* _TASK DETAILS_:
State how many lines contain the string "ariary", and write nothing else.

* _DATA_:
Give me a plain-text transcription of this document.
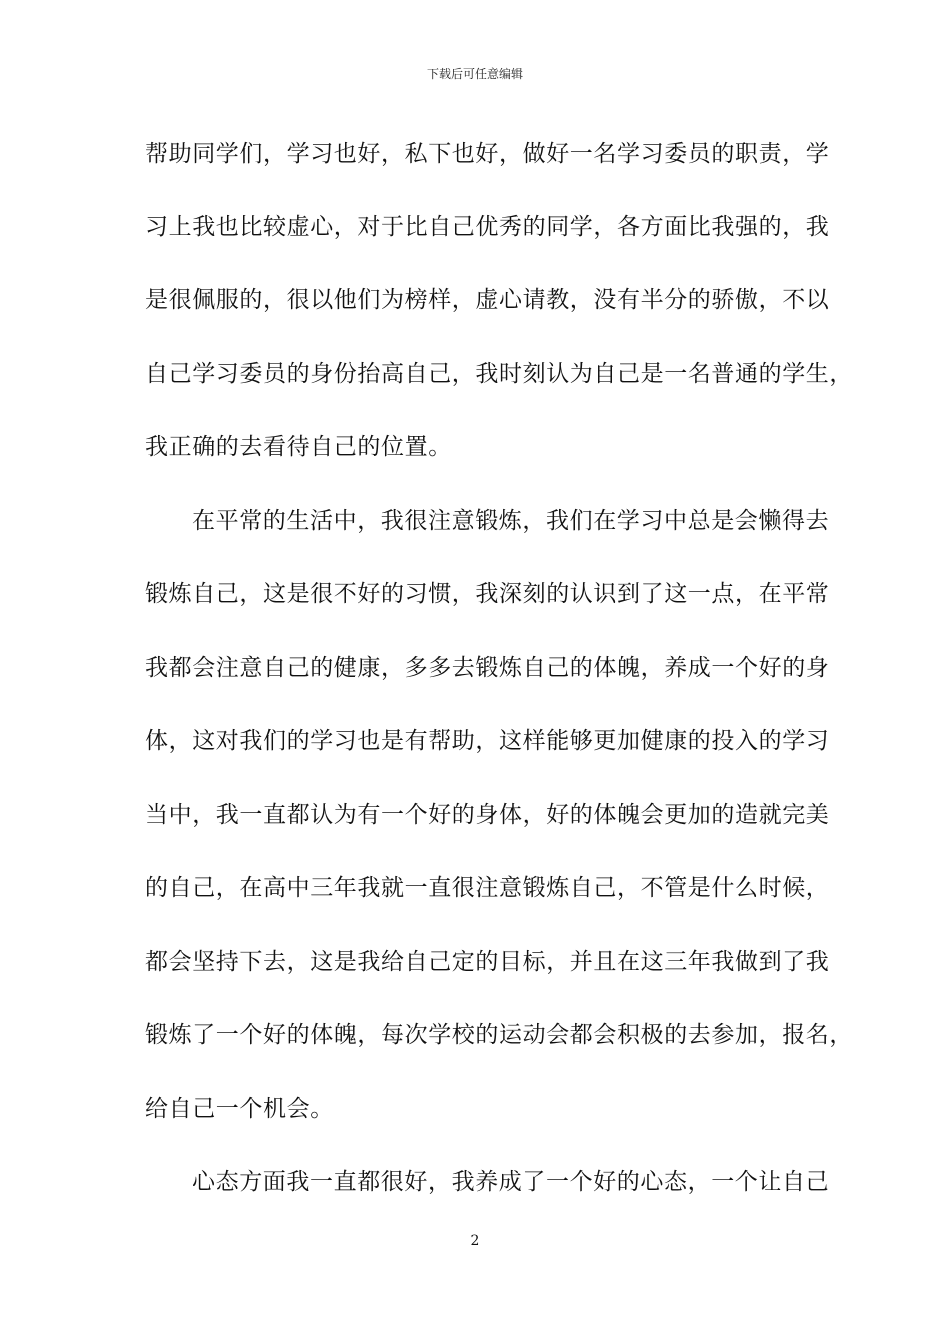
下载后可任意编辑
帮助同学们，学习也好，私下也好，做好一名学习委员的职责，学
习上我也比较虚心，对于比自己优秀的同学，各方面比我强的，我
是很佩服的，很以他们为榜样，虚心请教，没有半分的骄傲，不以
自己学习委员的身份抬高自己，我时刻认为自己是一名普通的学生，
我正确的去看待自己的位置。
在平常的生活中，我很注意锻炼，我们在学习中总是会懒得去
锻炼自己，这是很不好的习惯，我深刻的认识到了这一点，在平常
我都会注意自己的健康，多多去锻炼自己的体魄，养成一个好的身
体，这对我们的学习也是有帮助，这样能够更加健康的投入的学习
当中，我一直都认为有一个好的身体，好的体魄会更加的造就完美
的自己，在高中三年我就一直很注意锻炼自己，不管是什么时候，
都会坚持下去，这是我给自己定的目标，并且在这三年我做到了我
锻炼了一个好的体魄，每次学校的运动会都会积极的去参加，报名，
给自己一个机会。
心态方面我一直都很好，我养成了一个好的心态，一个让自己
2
...
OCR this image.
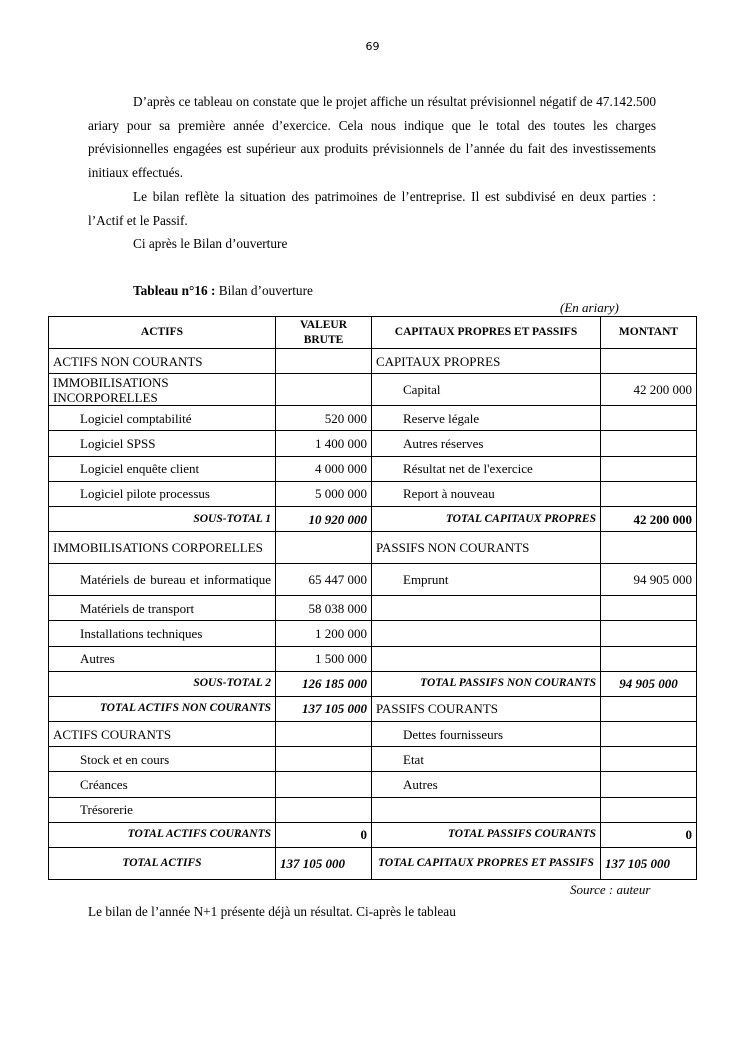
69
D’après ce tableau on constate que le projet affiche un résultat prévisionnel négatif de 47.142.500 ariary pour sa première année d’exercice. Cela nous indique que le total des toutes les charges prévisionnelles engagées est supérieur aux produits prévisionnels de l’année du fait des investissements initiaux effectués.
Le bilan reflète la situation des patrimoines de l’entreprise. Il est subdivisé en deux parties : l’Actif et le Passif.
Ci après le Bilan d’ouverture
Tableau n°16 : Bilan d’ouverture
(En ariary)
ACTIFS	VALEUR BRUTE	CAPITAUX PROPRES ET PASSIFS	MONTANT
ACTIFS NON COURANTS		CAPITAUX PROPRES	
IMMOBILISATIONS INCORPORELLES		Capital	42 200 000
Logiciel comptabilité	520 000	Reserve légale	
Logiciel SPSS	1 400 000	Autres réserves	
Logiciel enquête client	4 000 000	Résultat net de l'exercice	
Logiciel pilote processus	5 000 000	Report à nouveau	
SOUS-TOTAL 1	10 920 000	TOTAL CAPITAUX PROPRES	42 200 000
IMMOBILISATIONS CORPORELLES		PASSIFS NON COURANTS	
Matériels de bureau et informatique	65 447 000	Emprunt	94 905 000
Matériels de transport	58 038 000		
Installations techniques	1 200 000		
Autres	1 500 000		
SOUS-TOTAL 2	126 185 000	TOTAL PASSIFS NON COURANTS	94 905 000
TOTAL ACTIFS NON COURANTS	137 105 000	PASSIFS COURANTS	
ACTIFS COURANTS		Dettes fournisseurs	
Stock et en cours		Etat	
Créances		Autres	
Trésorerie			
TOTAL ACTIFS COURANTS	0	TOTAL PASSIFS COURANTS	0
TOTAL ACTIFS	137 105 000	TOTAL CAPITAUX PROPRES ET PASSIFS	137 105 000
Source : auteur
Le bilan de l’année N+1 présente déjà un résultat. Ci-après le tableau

* _FINISHED ANSWER_:
2